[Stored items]
(begin)

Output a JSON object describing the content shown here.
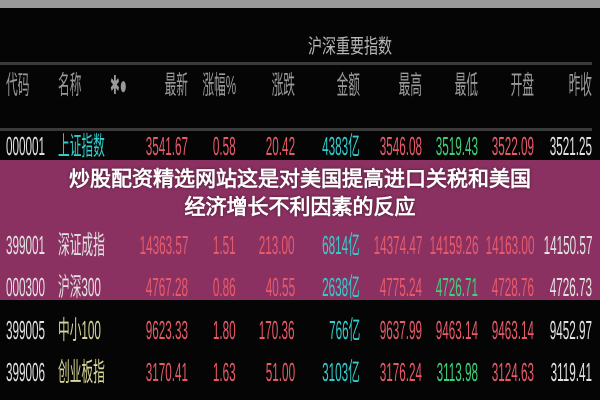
{
  "panel_title": "沪深重要指数",
  "columns": [
    "代码",
    "名称",
    "✱●",
    "最新",
    "涨幅%",
    "涨跌",
    "金额",
    "最高",
    "最低",
    "开盘",
    "昨收"
  ],
  "rows": [
    {
      "code": "000001",
      "name": "上证指数",
      "last": "3541.67",
      "pct": "0.58",
      "chg": "20.42",
      "amount": "4383亿",
      "high": "3546.08",
      "low": "3519.43",
      "open": "3522.09",
      "prev": "3521.25"
    },
    {
      "code": "399001",
      "name": "深证成指",
      "last": "14363.57",
      "pct": "1.51",
      "chg": "213.00",
      "amount": "6814亿",
      "high": "14374.47",
      "low": "14159.26",
      "open": "14163.00",
      "prev": "14150.57"
    },
    {
      "code": "000300",
      "name": "沪深300",
      "last": "4767.28",
      "pct": "0.86",
      "chg": "40.55",
      "amount": "2638亿",
      "high": "4775.24",
      "low": "4726.71",
      "open": "4728.76",
      "prev": "4726.73"
    },
    {
      "code": "399005",
      "name": "中小100",
      "last": "9623.33",
      "pct": "1.80",
      "chg": "170.36",
      "amount": "766亿",
      "high": "9637.99",
      "low": "9463.14",
      "open": "9463.14",
      "prev": "9452.97"
    },
    {
      "code": "399006",
      "name": "创业板指",
      "last": "3170.41",
      "pct": "1.63",
      "chg": "51.00",
      "amount": "3103亿",
      "high": "3176.24",
      "low": "3113.98",
      "open": "3124.63",
      "prev": "3119.41"
    }
  ],
  "overlay": {
    "line1": "炒股配资精选网站这是对美国提高进口关税和美国",
    "line2": "经济增长不利因素的反应"
  },
  "colors": {
    "up": "#e85a6a",
    "down": "#3fd07a",
    "amount": "#35cccc",
    "band": "#aa3c78"
  }
}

(end)

### GIVEN EXERCISE
Using the records given above, list every line that includes the word "high".

### FULL RESPONSE
      "high": "3546.08",
      "high": "14374.47",
      "high": "4775.24",
      "high": "9637.99",
      "high": "3176.24",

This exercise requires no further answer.